§ SOURCE
Some investors who took comfort in last week’s moderating inflation figures are leaning further into bets that prices are cresting, a trade that has stung over the past year.

The July consumer-price index fueled renewed wagers that inflation is more circumstantial than structural and that the Federal Reserve will in response moderate its rapid pace of rate increases. Investors are now projecting a smaller Fed rate increase in September, have continued to price in rate cuts in the first half of next year and have bought up shares of tech companies, which are primed to perform well if rates ease.

Such moves indicate that many investors still see a relatively quick end to persistently rising prices—even as Fed officials are warning of the need for further rate increases, which could jeopardize stock and bond markets’ recent gains.

Inflation vs. Expectations

“I think what the Fed is telling us is correct: The job is not done,” said Michael Sewell, a fixed-income portfolio manager at T. Rowe Price. “The problem with this recent risk-asset rally is that if the Fed thinks its job is complete, then we run the risk of another inflation spike.”

§ DATASET CONTENT
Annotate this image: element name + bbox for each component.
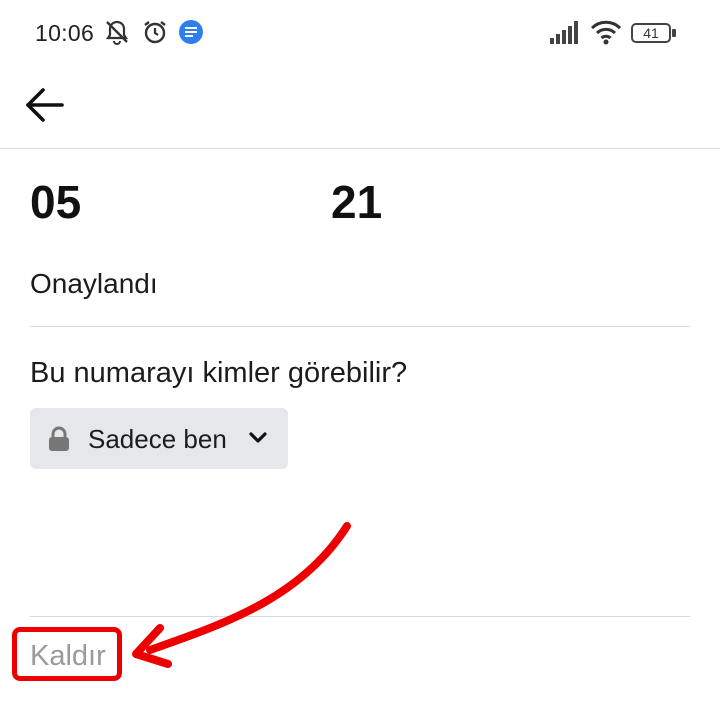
status-time: 10:06 [35,20,95,46]
battery-icon: 41 [631,23,671,43]
verification-status: Onaylandı [30,268,158,299]
back-arrow-icon[interactable] [22,82,68,128]
message-notification-icon [179,20,203,44]
audience-selected-label: Sadece ben [88,424,227,454]
phone-number-prefix: 05 [30,176,82,228]
app-bar [0,66,720,149]
divider [30,326,690,327]
silent-notification-icon [105,20,129,45]
visibility-question: Bu numarayı kimler görebilir? [30,357,408,389]
chevron-down-icon [249,432,267,443]
divider [30,616,690,617]
phone-number-suffix: 21 [331,176,383,228]
wifi-icon [590,20,622,45]
status-bar: 10:06 41 [0,0,720,66]
lock-icon [49,426,69,451]
annotation-highlight-box [12,627,122,681]
battery-level: 41 [643,25,659,41]
alarm-icon [144,21,166,44]
audience-selector-button[interactable]: Sadece ben [30,408,288,469]
signal-icon [550,21,578,44]
battery-tip [672,29,676,37]
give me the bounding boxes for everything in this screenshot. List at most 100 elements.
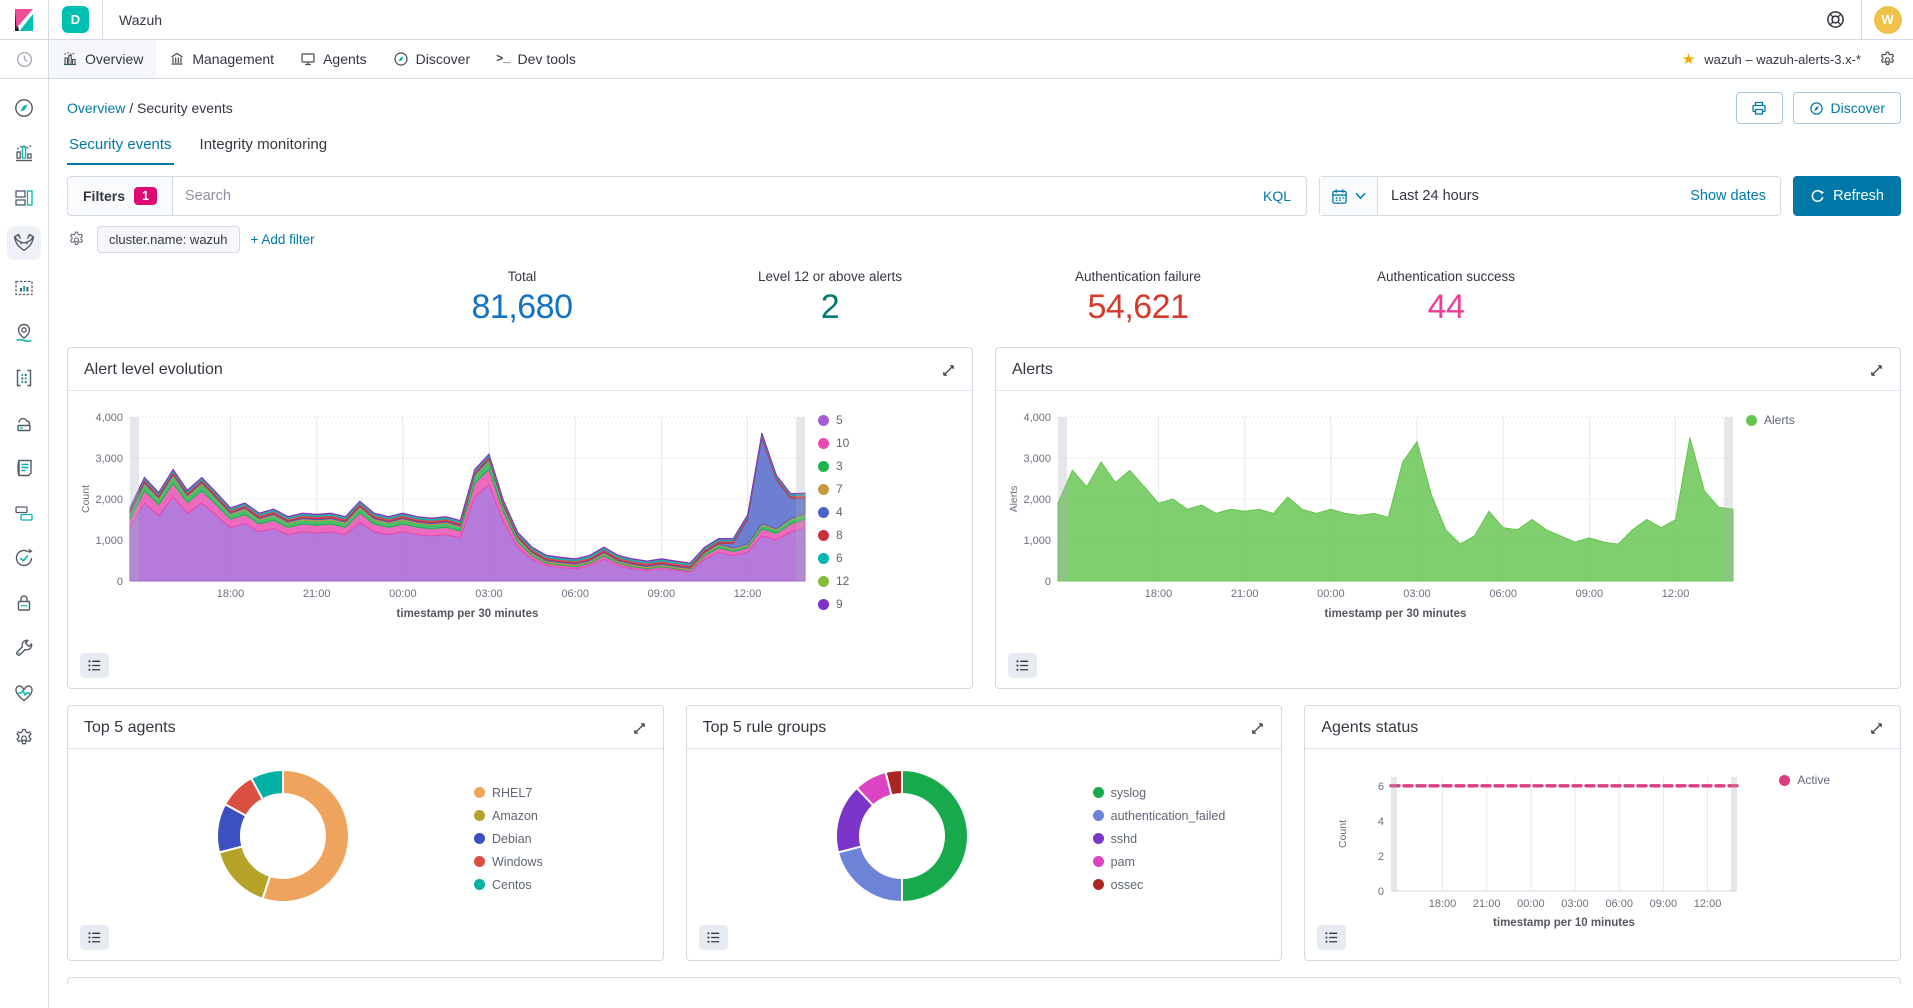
legend-item[interactable]: Debian	[474, 832, 543, 846]
sidebar-item-discover[interactable]	[7, 91, 41, 125]
tab-integrity-monitoring[interactable]: Integrity monitoring	[198, 127, 330, 165]
stat-value[interactable]: 81,680	[368, 288, 676, 327]
show-dates-link[interactable]: Show dates	[1690, 188, 1780, 204]
legend-item[interactable]: 10	[818, 436, 953, 450]
tab-security-events[interactable]: Security events	[67, 127, 174, 165]
time-range-value[interactable]: Last 24 hours	[1378, 188, 1492, 204]
breadcrumb-overview-link[interactable]: Overview	[67, 100, 125, 116]
filters-count-badge: 1	[134, 187, 157, 205]
legend-item[interactable]: Centos	[474, 878, 543, 892]
legend-toggle-button[interactable]	[1008, 653, 1037, 678]
discover-button[interactable]: Discover	[1793, 92, 1901, 124]
filters-button[interactable]: Filters 1	[68, 177, 173, 215]
sidebar-item-dashboard[interactable]	[7, 181, 41, 215]
legend-item[interactable]: authentication_failed	[1093, 809, 1226, 823]
user-menu[interactable]: W	[1861, 0, 1913, 39]
expand-icon[interactable]	[1869, 721, 1884, 736]
legend-toggle-button[interactable]	[699, 925, 728, 950]
print-button[interactable]	[1736, 92, 1783, 124]
expand-icon[interactable]	[1869, 363, 1884, 378]
sidebar-item-apm[interactable]	[7, 496, 41, 530]
legend-item[interactable]: Windows	[474, 855, 543, 869]
legend-item[interactable]: syslog	[1093, 786, 1226, 800]
legend-toggle-button[interactable]	[1317, 925, 1346, 950]
stats-row: Total 81,680 Level 12 or above alerts 2 …	[67, 269, 1901, 327]
sidebar-item-visualize[interactable]	[7, 136, 41, 170]
date-picker-button[interactable]	[1320, 177, 1378, 215]
legend-item[interactable]: RHEL7	[474, 786, 543, 800]
nav-item-agents[interactable]: Agents	[287, 40, 380, 78]
apm-icon	[13, 502, 35, 524]
legend-item[interactable]: sshd	[1093, 832, 1226, 846]
filter-pill[interactable]: cluster.name: wazuh	[97, 226, 240, 253]
nav-item-management[interactable]: Management	[156, 40, 287, 78]
sidebar-item-machine-learning[interactable]	[7, 361, 41, 395]
add-filter-link[interactable]: + Add filter	[251, 232, 315, 247]
legend-dot	[1093, 810, 1104, 821]
filter-options-button[interactable]	[67, 230, 86, 249]
svg-text:3,000: 3,000	[95, 453, 123, 465]
svg-text:18:00: 18:00	[217, 588, 245, 600]
nav-item-overview[interactable]: Overview	[49, 40, 156, 78]
legend-item[interactable]: Amazon	[474, 809, 543, 823]
legend-item[interactable]: 6	[818, 551, 953, 565]
sidebar-item-canvas[interactable]	[7, 271, 41, 305]
legend-item[interactable]: 9	[818, 597, 953, 611]
svg-text:12:00: 12:00	[1694, 898, 1722, 910]
sidebar-item-infrastructure[interactable]	[7, 406, 41, 440]
stat-value[interactable]: 54,621	[984, 288, 1292, 327]
wazuh-navbar: Overview Management Agents	[49, 40, 1913, 79]
legend-item[interactable]: 12	[818, 574, 953, 588]
discover-compass-icon	[13, 97, 35, 119]
legend-item[interactable]: 7	[818, 482, 953, 496]
legend-item[interactable]: 8	[818, 528, 953, 542]
kibana-logo[interactable]	[0, 0, 49, 39]
legend-toggle-button[interactable]	[80, 653, 109, 678]
space-selector[interactable]: D	[49, 0, 103, 39]
legend-item[interactable]: 4	[818, 505, 953, 519]
stat-value[interactable]: 2	[676, 288, 984, 327]
sidebar-item-maps[interactable]	[7, 316, 41, 350]
legend-item[interactable]: 3	[818, 459, 953, 473]
stat-value[interactable]: 44	[1292, 288, 1600, 327]
wrench-icon	[13, 637, 35, 659]
infrastructure-icon	[13, 412, 35, 434]
legend-label: 3	[836, 459, 843, 473]
nav-item-discover[interactable]: Discover	[380, 40, 483, 78]
legend-item[interactable]: pam	[1093, 855, 1226, 869]
legend-item[interactable]: Active	[1779, 773, 1830, 787]
svg-text:4,000: 4,000	[1023, 412, 1051, 424]
svg-text:1,000: 1,000	[1023, 535, 1051, 547]
search-input[interactable]	[173, 188, 1263, 204]
help-button[interactable]	[1809, 0, 1861, 39]
expand-icon[interactable]	[941, 363, 956, 378]
nav-item-dev-tools[interactable]: >_ Dev tools	[483, 40, 589, 78]
sidebar-item-siem[interactable]	[7, 586, 41, 620]
expand-icon[interactable]	[632, 721, 647, 736]
kql-button[interactable]: KQL	[1263, 188, 1306, 204]
panel-alerts: Alerts 18:0021:0000:0003:0006:0009:0012:…	[995, 347, 1901, 689]
legend-item[interactable]: ossec	[1093, 878, 1226, 892]
sidebar-item-wazuh[interactable]	[7, 226, 41, 260]
legend-toggle-button[interactable]	[80, 925, 109, 950]
sidebar-item-dev-tools[interactable]	[7, 631, 41, 665]
legend-item[interactable]: Alerts	[1746, 413, 1881, 427]
sidebar-item-management[interactable]	[7, 721, 41, 755]
expand-icon[interactable]	[1250, 721, 1265, 736]
top5-agents-donut	[202, 755, 364, 922]
logs-icon	[13, 457, 35, 479]
recent-items-icon[interactable]	[15, 50, 34, 69]
sidebar-item-uptime[interactable]	[7, 541, 41, 575]
avatar[interactable]: W	[1874, 6, 1902, 34]
legend-item[interactable]: 5	[818, 413, 953, 427]
svg-text:4,000: 4,000	[95, 412, 123, 424]
space-badge[interactable]: D	[62, 6, 89, 33]
uptime-icon	[13, 547, 35, 569]
sidebar-item-logs[interactable]	[7, 451, 41, 485]
index-pattern[interactable]: wazuh – wazuh-alerts-3.x-*	[1704, 52, 1861, 67]
sidebar-item-stack-monitoring[interactable]	[7, 676, 41, 710]
legend-label: RHEL7	[492, 786, 532, 800]
settings-gear-icon[interactable]	[1878, 50, 1897, 69]
refresh-button[interactable]: Refresh	[1793, 176, 1901, 216]
alerts-chart: 18:0021:0000:0003:0006:0009:0012:0001,00…	[1006, 405, 1746, 648]
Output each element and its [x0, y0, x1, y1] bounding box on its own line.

§ INSTRUCTION
Continue the article about investors betting that inflation is cresting, starting right after its last paragraph and leaving the data aside.

§ EXERCISE RESULT
In one sense, traders who closely track inflation are back in familiar territory. Prevailing bets in derivatives markets predict that inflation will be about 3.3% over the next 12 months. That is precisely where estimates stood this time last August.

Over the past 12 months, however, prices actually rose close to three times that fast, sending stocks and bonds plummeting for much of 2022 as traders braced for the Fed’s response. Even so, many investors are now once again betting inflation will fall relatively quickly, drawing on the latest CPI numbers as well as signals from the bond market, companies and consumers that an economic slowdown might be on the way.

Bob Miller, a fixed-income managing director at BlackRock, said investors’ current inflation views echo their bets from a year ago. Time proved those forecasts incorrect, but now the Fed’s rate increases have begun to check rising prices, he said.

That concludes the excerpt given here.